─── SOURCE DATA

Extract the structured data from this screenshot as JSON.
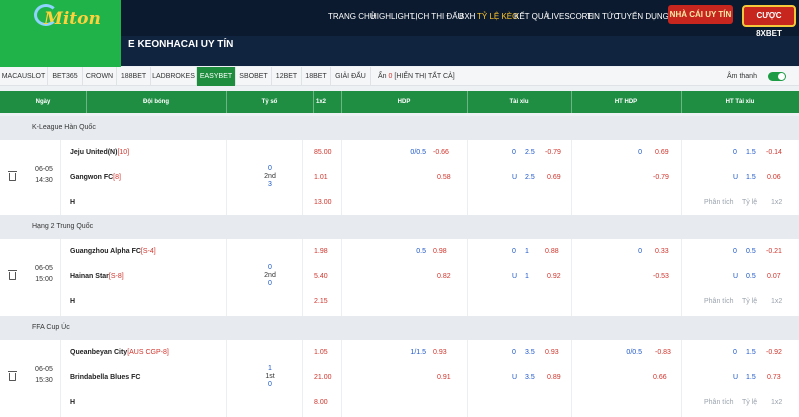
{
  "header": {
    "logo_text": "Miton",
    "nav": [
      {
        "label": "TRANG CHỦ",
        "active": false
      },
      {
        "label": "HIGHLIGHT",
        "active": false
      },
      {
        "label": "LỊCH THI ĐẤU",
        "active": false
      },
      {
        "label": "BXH",
        "active": false
      },
      {
        "label": "TỶ LỆ KÈO",
        "active": true
      },
      {
        "label": "KẾT QUẢ",
        "active": false
      },
      {
        "label": "LIVESCORE",
        "active": false
      },
      {
        "label": "TIN TỨC",
        "active": false
      },
      {
        "label": "TUYỂN DỤNG",
        "active": false
      }
    ],
    "home_button": "NHÀ CÁI UY TÍN",
    "bet_button": "CƯỢC 8XBET",
    "page_title": "E KEONHACAI UY TÍN"
  },
  "bookmakers": {
    "tabs": [
      {
        "label": "MACAUSLOT",
        "active": false
      },
      {
        "label": "BET365",
        "active": false
      },
      {
        "label": "CROWN",
        "active": false
      },
      {
        "label": "188BET",
        "active": false
      },
      {
        "label": "LADBROKES",
        "active": false
      },
      {
        "label": "EASYBET",
        "active": true
      },
      {
        "label": "SBOBET",
        "active": false
      },
      {
        "label": "12BET",
        "active": false
      },
      {
        "label": "18BET",
        "active": false
      },
      {
        "label": "GIẢI ĐẤU",
        "active": false
      }
    ],
    "hidden_label": "Ẩn",
    "hidden_count": "0",
    "show_all": "[HIỂN THỊ TẤT CẢ]",
    "sound_label": "Âm thanh",
    "sound_on": true
  },
  "columns": [
    "Ngày",
    "Đội bóng",
    "Tỷ số",
    "1x2",
    "HDP",
    "Tài xỉu",
    "HT HDP",
    "HT Tài xỉu"
  ],
  "links": {
    "analysis": "Phân tích",
    "odds": "Tỷ lệ",
    "x12": "1x2"
  },
  "leagues": [
    {
      "name": "K-League Hàn Quốc",
      "match": {
        "date": "06-05",
        "time": "14:30",
        "home": "Jeju United(N)",
        "home_rank": "[10]",
        "away": "Gangwon FC",
        "away_rank": "[8]",
        "draw_label": "H",
        "score_home": "0",
        "score_status": "2nd",
        "score_away": "3",
        "x12": [
          "85.00",
          "1.01",
          "13.00"
        ],
        "hdp_line": "0/0.5",
        "hdp": [
          "-0.66",
          "0.58"
        ],
        "ou": {
          "o_label": "0",
          "line": "2.5",
          "u_label": "U",
          "line2": "2.5",
          "odds": [
            "-0.79",
            "0.69"
          ]
        },
        "ht_hdp": {
          "line": "0",
          "odds": [
            "0.69",
            "-0.79"
          ]
        },
        "ht_ou": {
          "o_label": "0",
          "line": "1.5",
          "u_label": "U",
          "line2": "1.5",
          "odds": [
            "-0.14",
            "0.06"
          ]
        }
      }
    },
    {
      "name": "Hạng 2 Trung Quốc",
      "match": {
        "date": "06-05",
        "time": "15:00",
        "home": "Guangzhou Alpha FC",
        "home_rank": "[S-4]",
        "away": "Hainan Star",
        "away_rank": "[S-8]",
        "draw_label": "H",
        "score_home": "0",
        "score_status": "2nd",
        "score_away": "0",
        "x12": [
          "1.98",
          "5.40",
          "2.15"
        ],
        "hdp_line": "0.5",
        "hdp": [
          "0.98",
          "0.82"
        ],
        "ou": {
          "o_label": "0",
          "line": "1",
          "u_label": "U",
          "line2": "1",
          "odds": [
            "0.88",
            "0.92"
          ]
        },
        "ht_hdp": {
          "line": "0",
          "odds": [
            "0.33",
            "-0.53"
          ]
        },
        "ht_ou": {
          "o_label": "0",
          "line": "0.5",
          "u_label": "U",
          "line2": "0.5",
          "odds": [
            "-0.21",
            "0.07"
          ]
        }
      }
    },
    {
      "name": "FFA Cup Úc",
      "match": {
        "date": "06-05",
        "time": "15:30",
        "home": "Queanbeyan City",
        "home_rank": "[AUS CGP-8]",
        "away": "Brindabella Blues FC",
        "away_rank": "",
        "draw_label": "H",
        "score_home": "1",
        "score_status": "1st",
        "score_away": "0",
        "x12": [
          "1.05",
          "21.00",
          "8.00"
        ],
        "hdp_line": "1/1.5",
        "hdp": [
          "0.93",
          "0.91"
        ],
        "ou": {
          "o_label": "0",
          "line": "3.5",
          "u_label": "U",
          "line2": "3.5",
          "odds": [
            "0.93",
            "0.89"
          ]
        },
        "ht_hdp": {
          "line": "0/0.5",
          "odds": [
            "-0.83",
            "0.66"
          ]
        },
        "ht_ou": {
          "o_label": "0",
          "line": "1.5",
          "u_label": "U",
          "line2": "1.5",
          "odds": [
            "-0.92",
            "0.73"
          ]
        }
      }
    }
  ]
}
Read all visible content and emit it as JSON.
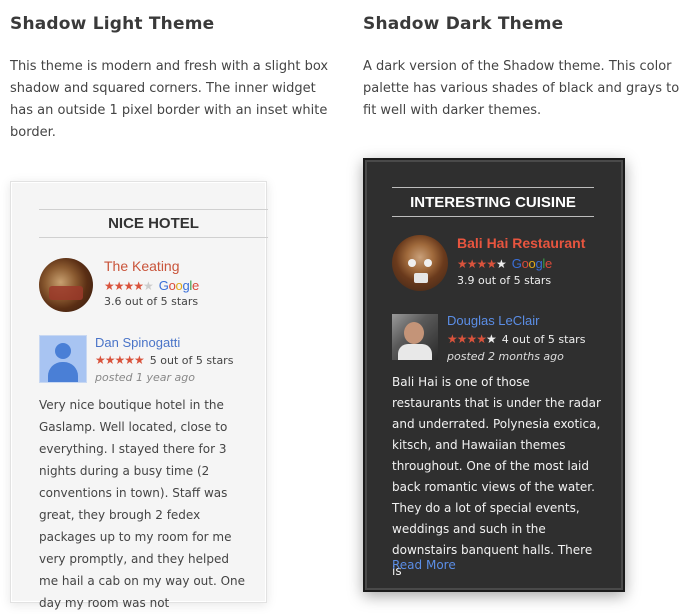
{
  "light": {
    "title": "Shadow Light Theme",
    "description": "This theme is modern and fresh with a slight box shadow and squared corners. The inner widget has an outside 1 pixel border with an inset white border.",
    "widget_title": "NICE HOTEL",
    "business_name": "The Keating",
    "business_rating": "3.6 out of 5 stars",
    "business_stars": "★★★★",
    "business_stars_off": "★",
    "reviewer_name": "Dan Spinogatti",
    "review_stars": "★★★★★",
    "review_rating": "5 out of 5 stars",
    "review_time": "posted 1 year ago",
    "review_text": "Very nice boutique hotel in the Gaslamp. Well located, close to everything. I stayed there for 3 nights during a busy time (2 conventions in town). Staff was great, they brough 2 fedex packages up to my room for me very promptly, and they helped me hail a cab on my way out. One day my room was not"
  },
  "dark": {
    "title": "Shadow Dark Theme",
    "description": "A dark version of the Shadow theme. This color palette has various shades of black and grays to fit well with darker themes.",
    "widget_title": "INTERESTING CUISINE",
    "business_name": "Bali Hai Restaurant",
    "business_rating": "3.9 out of 5 stars",
    "business_stars": "★★★★",
    "business_stars_off": "★",
    "reviewer_name": "Douglas LeClair",
    "review_stars": "★★★★",
    "review_stars_off": "★",
    "review_rating": "4 out of 5 stars",
    "review_time": "posted 2 months ago",
    "review_text": "Bali Hai is one of those restaurants that is under the radar and underrated. Polynesia exotica, kitsch, and Hawaiian themes throughout. One of the most laid back romantic views of the water. They do a lot of special events, weddings and such in the downstairs banquent halls. There is",
    "read_more": "Read More"
  },
  "google_logo": "Google",
  "colors": {
    "star": "#d9533c",
    "business_name_light": "#c9543a",
    "business_name_dark": "#e8553f",
    "reviewer_link": "#4a74c8",
    "dark_bg": "#2f2f2f"
  }
}
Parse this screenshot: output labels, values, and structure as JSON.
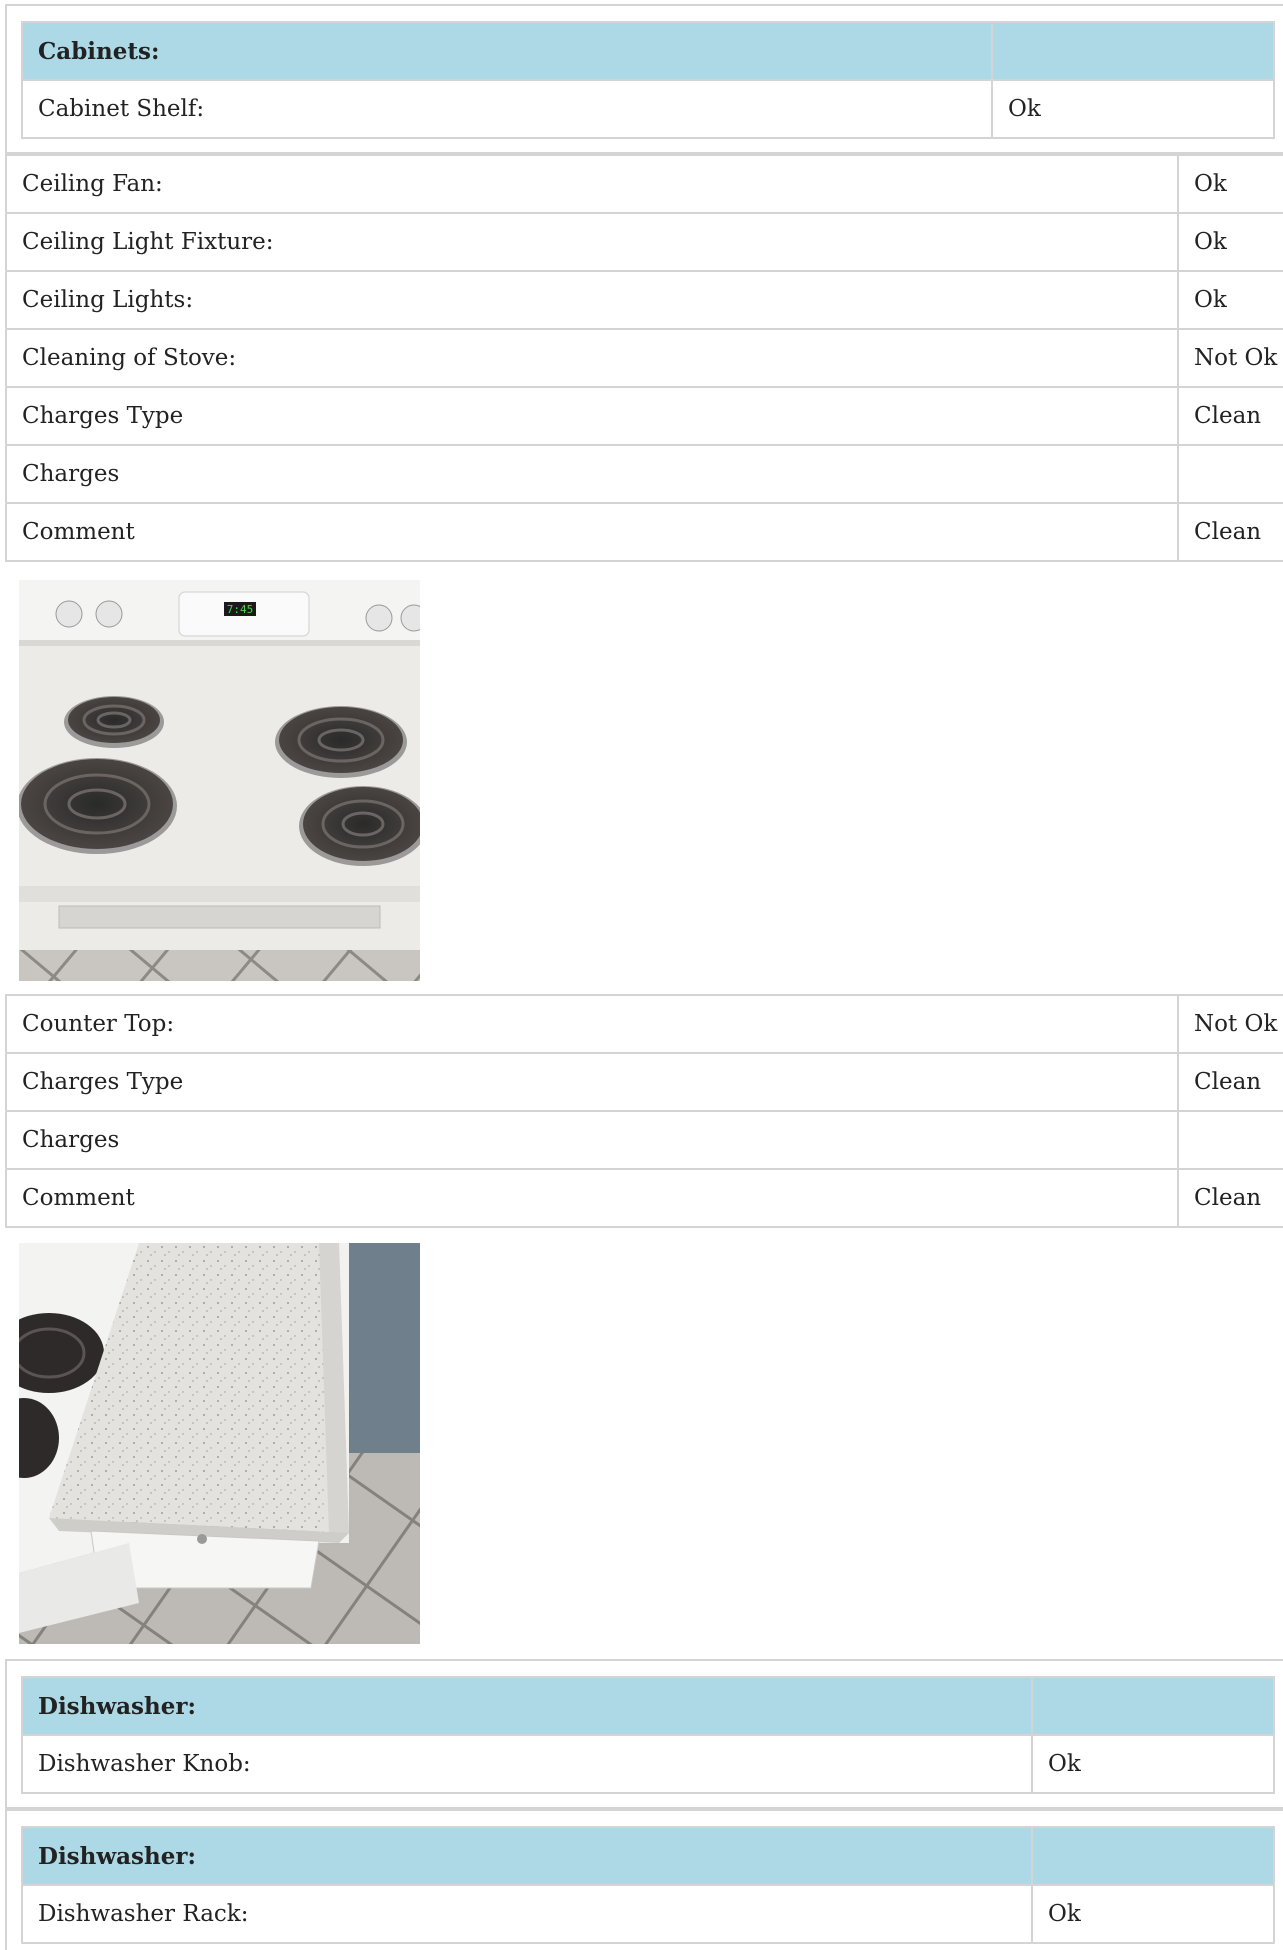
{
  "cabinets": {
    "heading": "Cabinets:",
    "rows": [
      {
        "label": "Cabinet Shelf:",
        "value": "Ok"
      }
    ]
  },
  "group1": [
    {
      "label": "Ceiling Fan:",
      "value": "Ok"
    },
    {
      "label": "Ceiling Light Fixture:",
      "value": "Ok"
    },
    {
      "label": "Ceiling Lights:",
      "value": "Ok"
    },
    {
      "label": "Cleaning of Stove:",
      "value": "Not Ok"
    },
    {
      "label": "Charges Type",
      "value": "Clean"
    },
    {
      "label": "Charges",
      "value": ""
    },
    {
      "label": "Comment",
      "value": "Clean"
    }
  ],
  "photo1": {
    "subject": "electric-stove-photo",
    "display": "7:45"
  },
  "group2": [
    {
      "label": "Counter Top:",
      "value": "Not Ok"
    },
    {
      "label": "Charges Type",
      "value": "Clean"
    },
    {
      "label": "Charges",
      "value": ""
    },
    {
      "label": "Comment",
      "value": "Clean"
    }
  ],
  "photo2": {
    "subject": "counter-top-photo"
  },
  "dishwasher1": {
    "heading": "Dishwasher:",
    "rows": [
      {
        "label": "Dishwasher Knob:",
        "value": "Ok"
      }
    ]
  },
  "dishwasher2": {
    "heading": "Dishwasher:",
    "rows": [
      {
        "label": "Dishwasher Rack:",
        "value": "Ok"
      }
    ]
  },
  "colors": {
    "header_bg": "#add8e6",
    "border": "#d4d4d4"
  }
}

──────

▸ **GIVEN EXERCISE**: Tally up the lines holding the string "Quốc" in this listing, and report the total alone.

▸ **FULL OUTPUT**: 2